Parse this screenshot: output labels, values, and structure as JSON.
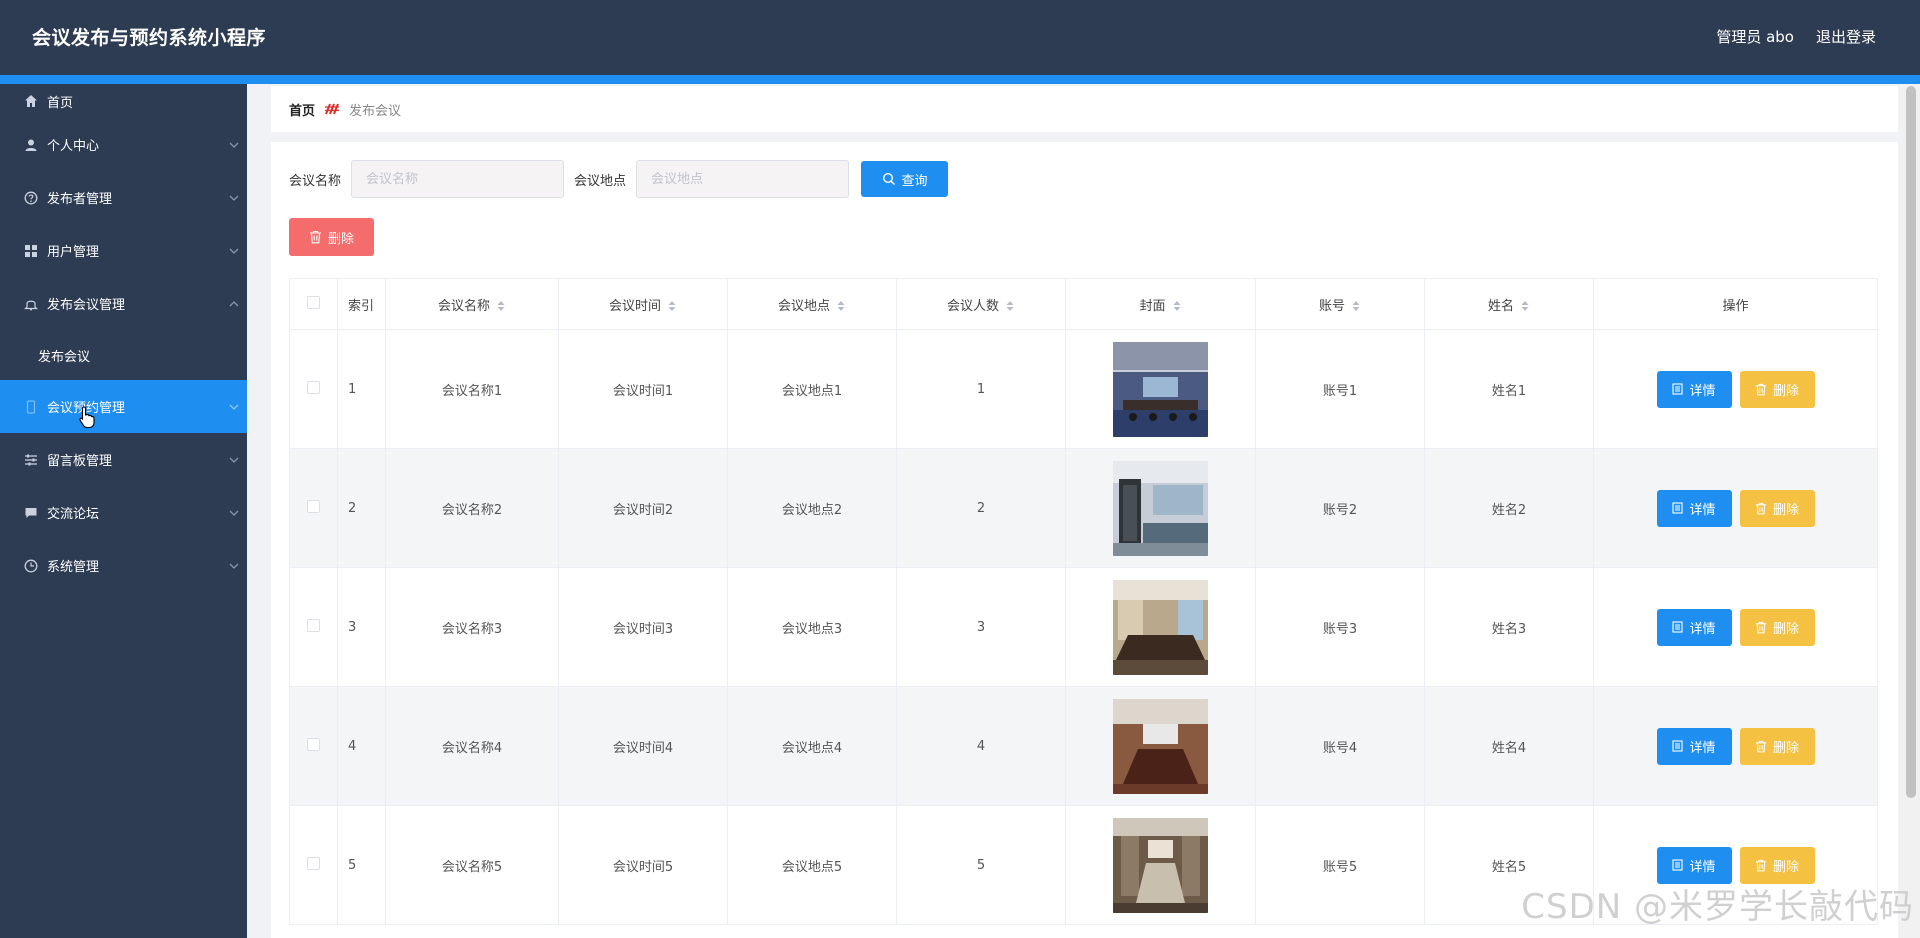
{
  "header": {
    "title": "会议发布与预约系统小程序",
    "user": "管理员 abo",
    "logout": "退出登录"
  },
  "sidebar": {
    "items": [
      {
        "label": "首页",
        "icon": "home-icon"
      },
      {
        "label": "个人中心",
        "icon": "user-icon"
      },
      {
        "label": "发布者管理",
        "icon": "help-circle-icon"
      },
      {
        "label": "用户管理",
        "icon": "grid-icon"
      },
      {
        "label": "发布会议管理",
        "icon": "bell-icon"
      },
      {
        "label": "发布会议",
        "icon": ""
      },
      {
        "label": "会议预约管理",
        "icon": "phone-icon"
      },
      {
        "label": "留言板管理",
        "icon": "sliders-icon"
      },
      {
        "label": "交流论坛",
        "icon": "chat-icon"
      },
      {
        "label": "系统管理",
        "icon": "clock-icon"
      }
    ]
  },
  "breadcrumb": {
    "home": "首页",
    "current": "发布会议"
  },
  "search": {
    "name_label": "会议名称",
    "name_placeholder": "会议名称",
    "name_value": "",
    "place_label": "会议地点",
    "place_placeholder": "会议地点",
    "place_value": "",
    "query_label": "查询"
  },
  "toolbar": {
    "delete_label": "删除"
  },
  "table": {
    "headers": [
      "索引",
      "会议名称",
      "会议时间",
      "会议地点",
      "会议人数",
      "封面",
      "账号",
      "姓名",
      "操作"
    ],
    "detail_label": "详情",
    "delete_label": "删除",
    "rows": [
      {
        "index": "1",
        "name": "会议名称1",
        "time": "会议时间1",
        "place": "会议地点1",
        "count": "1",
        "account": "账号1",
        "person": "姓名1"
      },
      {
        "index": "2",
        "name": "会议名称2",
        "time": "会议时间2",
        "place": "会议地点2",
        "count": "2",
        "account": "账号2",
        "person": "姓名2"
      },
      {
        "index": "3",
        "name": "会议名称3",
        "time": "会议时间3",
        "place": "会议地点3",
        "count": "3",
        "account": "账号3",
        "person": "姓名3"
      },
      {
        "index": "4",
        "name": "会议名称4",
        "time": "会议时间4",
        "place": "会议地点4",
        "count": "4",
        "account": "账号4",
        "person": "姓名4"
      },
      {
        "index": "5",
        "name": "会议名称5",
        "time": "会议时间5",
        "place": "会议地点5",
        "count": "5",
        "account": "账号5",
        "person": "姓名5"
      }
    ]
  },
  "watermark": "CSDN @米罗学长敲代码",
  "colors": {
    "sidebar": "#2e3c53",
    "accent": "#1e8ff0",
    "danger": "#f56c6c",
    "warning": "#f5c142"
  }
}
####################
* [Do this]: List each line in the listing that contains the string "account".

* [Task response]:
        "account": "账号1",
        "account": "账号2",
        "account": "账号3",
        "account": "账号4",
        "account": "账号5",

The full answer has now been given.